### TASK DETAILS:
Only lines with the word "Time" are needed; collect each of them from the listing below.

### MATERIAL FOR THE TASK:

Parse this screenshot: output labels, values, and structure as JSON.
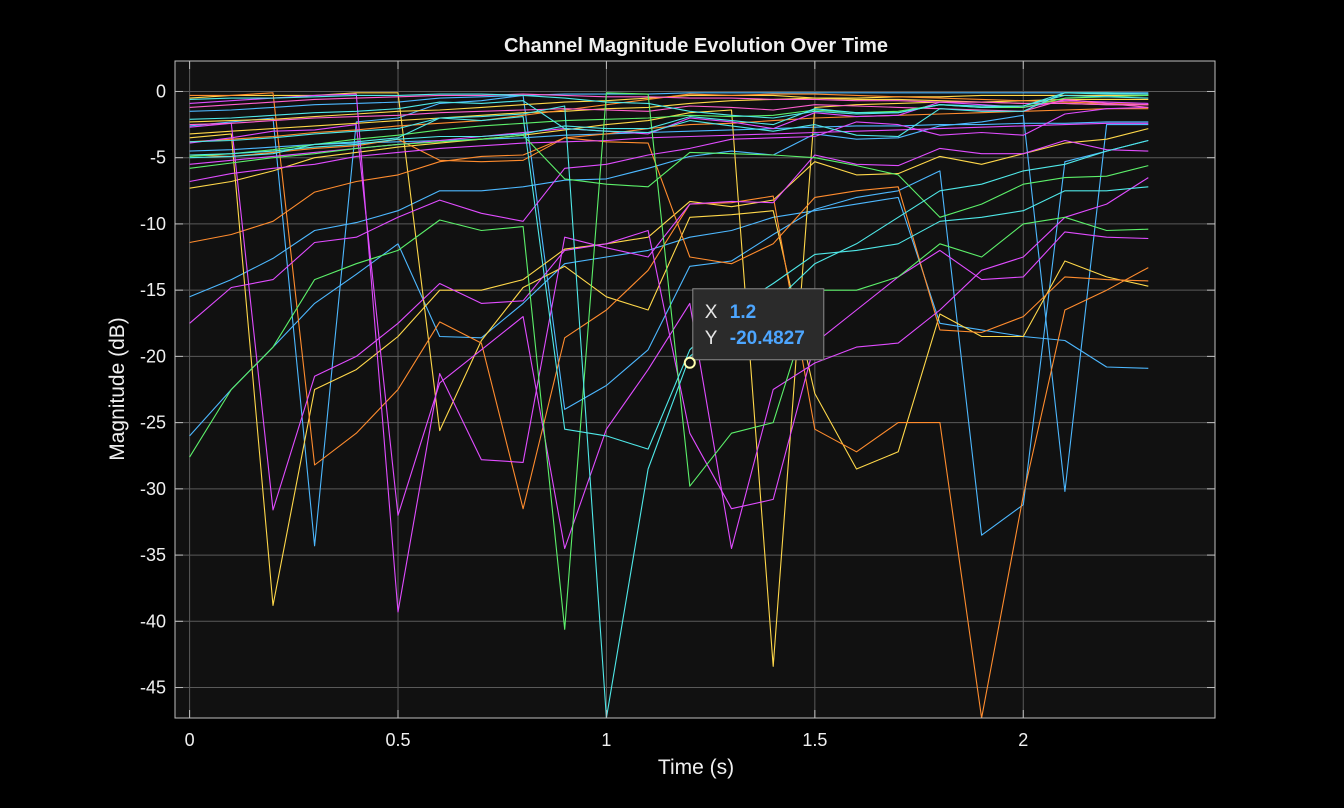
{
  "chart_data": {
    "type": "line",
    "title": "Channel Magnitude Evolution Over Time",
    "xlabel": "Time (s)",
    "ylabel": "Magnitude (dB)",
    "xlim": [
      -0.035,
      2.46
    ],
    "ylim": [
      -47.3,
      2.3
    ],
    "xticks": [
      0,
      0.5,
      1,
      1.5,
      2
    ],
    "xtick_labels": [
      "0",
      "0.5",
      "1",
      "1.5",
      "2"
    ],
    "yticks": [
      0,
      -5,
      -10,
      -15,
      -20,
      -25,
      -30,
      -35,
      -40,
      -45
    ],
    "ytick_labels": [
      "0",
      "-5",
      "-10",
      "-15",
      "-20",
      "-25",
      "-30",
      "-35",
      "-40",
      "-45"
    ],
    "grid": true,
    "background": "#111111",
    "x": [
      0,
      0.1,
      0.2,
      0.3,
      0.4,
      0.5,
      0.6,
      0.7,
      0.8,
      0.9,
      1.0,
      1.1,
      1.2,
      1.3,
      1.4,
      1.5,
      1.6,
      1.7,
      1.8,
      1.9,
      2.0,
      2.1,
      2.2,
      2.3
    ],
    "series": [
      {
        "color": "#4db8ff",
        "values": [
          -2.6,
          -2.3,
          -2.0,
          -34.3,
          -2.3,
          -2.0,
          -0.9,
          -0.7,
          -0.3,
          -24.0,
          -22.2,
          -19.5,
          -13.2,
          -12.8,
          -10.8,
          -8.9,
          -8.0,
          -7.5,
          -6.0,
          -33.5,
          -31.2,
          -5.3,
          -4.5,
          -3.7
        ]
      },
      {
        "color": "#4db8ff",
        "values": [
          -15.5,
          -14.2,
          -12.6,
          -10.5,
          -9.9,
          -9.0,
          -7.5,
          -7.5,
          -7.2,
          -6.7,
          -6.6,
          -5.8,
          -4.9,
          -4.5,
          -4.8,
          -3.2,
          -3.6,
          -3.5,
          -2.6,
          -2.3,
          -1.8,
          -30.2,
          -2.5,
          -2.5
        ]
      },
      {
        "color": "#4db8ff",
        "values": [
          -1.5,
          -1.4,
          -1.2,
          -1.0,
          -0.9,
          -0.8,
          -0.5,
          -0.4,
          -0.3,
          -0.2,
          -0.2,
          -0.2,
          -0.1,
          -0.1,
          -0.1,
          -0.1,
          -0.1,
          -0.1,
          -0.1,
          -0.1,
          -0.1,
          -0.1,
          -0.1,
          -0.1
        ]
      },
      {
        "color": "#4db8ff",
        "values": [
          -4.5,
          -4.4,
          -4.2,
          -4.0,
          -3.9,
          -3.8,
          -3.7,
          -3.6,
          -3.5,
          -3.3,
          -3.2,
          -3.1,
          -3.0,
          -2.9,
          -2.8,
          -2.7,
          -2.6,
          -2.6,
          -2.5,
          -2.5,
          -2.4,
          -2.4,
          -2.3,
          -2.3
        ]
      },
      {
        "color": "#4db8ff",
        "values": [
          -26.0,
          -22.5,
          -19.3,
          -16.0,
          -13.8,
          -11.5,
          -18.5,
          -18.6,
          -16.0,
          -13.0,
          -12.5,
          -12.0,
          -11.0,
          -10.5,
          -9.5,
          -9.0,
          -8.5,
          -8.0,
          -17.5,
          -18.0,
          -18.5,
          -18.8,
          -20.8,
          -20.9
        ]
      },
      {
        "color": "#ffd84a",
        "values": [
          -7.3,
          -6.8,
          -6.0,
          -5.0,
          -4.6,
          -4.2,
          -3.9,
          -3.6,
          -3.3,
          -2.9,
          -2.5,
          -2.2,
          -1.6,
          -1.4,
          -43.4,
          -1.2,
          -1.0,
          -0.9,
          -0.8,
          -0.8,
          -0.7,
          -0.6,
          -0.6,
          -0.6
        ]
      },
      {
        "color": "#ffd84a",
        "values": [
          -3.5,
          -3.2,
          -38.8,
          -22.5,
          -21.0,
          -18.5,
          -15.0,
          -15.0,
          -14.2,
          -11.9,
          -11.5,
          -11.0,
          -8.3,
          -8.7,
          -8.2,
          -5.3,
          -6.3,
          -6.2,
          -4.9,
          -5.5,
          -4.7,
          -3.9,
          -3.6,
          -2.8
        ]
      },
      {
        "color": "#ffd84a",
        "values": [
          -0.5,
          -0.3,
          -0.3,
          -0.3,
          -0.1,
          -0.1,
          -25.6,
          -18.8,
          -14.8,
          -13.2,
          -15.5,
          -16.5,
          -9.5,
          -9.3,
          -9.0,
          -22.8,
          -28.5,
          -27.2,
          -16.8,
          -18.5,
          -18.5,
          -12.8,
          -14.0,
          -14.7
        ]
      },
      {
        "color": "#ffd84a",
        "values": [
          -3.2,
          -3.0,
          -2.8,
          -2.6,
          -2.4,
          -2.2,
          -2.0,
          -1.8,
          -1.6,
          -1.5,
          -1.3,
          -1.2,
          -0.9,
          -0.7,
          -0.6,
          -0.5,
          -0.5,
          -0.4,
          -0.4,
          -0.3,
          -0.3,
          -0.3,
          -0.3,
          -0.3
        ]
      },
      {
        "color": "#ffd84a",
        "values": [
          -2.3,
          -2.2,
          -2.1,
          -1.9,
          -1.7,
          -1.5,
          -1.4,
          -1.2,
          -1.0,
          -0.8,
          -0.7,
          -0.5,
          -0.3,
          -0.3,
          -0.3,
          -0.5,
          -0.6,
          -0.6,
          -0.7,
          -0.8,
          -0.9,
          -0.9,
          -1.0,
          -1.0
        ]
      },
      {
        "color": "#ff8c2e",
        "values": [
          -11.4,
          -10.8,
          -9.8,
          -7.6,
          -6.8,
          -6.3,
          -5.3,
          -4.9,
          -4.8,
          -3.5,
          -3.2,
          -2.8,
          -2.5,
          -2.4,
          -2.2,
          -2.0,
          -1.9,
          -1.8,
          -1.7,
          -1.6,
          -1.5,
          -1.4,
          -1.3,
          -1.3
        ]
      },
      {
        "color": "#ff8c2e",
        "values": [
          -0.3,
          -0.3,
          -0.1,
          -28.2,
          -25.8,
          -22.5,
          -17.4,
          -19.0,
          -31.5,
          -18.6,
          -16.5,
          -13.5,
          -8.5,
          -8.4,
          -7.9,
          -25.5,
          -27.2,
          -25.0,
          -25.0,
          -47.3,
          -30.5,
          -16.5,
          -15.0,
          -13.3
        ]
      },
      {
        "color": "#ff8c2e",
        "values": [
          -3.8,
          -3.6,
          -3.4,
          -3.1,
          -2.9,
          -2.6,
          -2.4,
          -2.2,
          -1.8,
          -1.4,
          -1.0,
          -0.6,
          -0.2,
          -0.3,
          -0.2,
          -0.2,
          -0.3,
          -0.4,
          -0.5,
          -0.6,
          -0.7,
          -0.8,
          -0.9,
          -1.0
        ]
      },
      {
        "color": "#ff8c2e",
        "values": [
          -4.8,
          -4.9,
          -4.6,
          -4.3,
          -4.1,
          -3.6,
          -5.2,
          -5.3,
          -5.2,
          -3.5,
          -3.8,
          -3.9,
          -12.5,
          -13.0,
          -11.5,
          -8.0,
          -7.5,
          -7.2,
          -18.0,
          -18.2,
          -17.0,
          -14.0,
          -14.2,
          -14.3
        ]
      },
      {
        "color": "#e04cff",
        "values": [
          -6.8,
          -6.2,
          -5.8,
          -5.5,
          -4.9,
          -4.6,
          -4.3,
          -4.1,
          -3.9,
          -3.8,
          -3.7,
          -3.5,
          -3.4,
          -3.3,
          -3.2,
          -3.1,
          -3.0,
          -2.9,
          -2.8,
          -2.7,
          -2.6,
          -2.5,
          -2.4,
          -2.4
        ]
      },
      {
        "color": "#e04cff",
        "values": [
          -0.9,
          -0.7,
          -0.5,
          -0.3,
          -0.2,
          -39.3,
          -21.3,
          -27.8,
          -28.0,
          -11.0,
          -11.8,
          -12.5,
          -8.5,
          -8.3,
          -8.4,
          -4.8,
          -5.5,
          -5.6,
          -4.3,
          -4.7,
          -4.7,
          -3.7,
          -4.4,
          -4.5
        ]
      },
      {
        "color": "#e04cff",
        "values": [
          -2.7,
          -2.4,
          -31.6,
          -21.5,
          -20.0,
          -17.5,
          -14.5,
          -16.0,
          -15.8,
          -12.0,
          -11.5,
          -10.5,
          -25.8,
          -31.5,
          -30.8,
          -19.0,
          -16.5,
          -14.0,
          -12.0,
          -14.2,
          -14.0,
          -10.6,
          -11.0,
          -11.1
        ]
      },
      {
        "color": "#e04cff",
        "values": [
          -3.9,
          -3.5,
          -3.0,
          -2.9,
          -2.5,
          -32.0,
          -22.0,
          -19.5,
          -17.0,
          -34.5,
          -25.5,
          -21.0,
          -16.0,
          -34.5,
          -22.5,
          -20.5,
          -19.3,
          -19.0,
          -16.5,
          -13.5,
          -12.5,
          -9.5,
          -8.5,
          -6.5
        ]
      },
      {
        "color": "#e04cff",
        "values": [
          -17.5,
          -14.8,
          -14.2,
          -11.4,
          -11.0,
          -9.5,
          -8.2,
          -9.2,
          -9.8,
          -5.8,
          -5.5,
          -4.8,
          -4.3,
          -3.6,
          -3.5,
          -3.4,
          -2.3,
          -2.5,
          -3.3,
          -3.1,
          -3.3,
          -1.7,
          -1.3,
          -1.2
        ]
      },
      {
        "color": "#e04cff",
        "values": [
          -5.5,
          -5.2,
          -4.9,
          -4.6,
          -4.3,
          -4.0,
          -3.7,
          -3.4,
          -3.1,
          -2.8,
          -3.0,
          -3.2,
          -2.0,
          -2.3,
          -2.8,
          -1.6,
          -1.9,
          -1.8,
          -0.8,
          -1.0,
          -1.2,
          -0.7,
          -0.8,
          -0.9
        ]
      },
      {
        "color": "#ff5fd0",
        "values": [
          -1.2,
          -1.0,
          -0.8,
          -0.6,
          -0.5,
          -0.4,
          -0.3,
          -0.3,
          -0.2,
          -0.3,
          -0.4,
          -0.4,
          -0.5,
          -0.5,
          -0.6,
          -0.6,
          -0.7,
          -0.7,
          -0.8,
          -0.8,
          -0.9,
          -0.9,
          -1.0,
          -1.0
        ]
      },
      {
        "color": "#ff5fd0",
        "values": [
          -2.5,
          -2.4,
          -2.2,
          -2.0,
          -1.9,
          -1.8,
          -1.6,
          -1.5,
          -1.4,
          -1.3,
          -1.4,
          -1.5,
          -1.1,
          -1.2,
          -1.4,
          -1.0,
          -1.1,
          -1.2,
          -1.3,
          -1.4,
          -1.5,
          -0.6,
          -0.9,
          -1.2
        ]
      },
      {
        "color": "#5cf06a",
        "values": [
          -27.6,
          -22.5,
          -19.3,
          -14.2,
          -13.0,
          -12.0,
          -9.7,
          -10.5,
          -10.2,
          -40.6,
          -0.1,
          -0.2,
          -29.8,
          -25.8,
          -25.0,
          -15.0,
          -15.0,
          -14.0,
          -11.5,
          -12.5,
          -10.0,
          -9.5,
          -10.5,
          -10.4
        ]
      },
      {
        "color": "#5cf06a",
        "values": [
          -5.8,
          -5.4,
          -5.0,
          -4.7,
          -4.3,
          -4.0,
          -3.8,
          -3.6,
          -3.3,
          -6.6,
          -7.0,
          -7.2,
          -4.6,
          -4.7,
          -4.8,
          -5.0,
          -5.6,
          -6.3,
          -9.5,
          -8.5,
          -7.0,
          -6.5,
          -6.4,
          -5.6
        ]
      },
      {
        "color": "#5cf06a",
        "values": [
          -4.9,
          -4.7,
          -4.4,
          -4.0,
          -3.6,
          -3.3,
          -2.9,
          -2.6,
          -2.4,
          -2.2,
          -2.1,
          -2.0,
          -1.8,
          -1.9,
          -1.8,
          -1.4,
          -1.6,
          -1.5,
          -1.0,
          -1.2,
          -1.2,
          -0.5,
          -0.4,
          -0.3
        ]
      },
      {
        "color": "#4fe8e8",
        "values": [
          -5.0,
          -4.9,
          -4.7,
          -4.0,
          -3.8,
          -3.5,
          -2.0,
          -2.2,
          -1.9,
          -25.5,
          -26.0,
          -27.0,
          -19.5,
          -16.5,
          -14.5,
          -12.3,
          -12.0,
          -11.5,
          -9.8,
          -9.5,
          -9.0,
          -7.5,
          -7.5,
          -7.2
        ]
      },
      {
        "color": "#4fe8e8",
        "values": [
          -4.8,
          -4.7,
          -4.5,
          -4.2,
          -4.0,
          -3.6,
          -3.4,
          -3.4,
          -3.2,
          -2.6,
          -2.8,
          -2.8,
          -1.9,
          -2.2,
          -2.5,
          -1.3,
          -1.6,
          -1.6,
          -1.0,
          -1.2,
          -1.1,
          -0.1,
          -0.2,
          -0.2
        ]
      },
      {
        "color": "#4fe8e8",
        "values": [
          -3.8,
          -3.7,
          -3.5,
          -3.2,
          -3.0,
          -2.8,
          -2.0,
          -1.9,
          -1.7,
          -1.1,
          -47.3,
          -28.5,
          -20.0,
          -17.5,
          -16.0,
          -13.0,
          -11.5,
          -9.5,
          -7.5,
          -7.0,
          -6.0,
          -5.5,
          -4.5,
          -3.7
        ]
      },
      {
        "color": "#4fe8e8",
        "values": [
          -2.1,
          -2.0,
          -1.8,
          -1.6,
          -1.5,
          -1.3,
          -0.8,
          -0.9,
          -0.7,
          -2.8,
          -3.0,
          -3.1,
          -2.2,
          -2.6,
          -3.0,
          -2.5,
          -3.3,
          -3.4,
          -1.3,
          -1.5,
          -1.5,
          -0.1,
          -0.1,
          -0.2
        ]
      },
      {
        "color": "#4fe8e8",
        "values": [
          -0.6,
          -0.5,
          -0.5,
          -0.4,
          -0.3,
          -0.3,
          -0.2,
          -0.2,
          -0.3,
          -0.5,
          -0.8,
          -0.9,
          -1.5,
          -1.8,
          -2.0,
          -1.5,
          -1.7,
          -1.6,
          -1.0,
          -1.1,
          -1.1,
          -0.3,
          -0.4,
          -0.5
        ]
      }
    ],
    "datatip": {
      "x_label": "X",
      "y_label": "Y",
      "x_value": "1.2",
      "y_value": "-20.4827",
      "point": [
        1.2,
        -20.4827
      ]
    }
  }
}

### REPLY TO THE EXERCISE:
    "title": "Channel Magnitude Evolution Over Time",
    "xlabel": "Time (s)",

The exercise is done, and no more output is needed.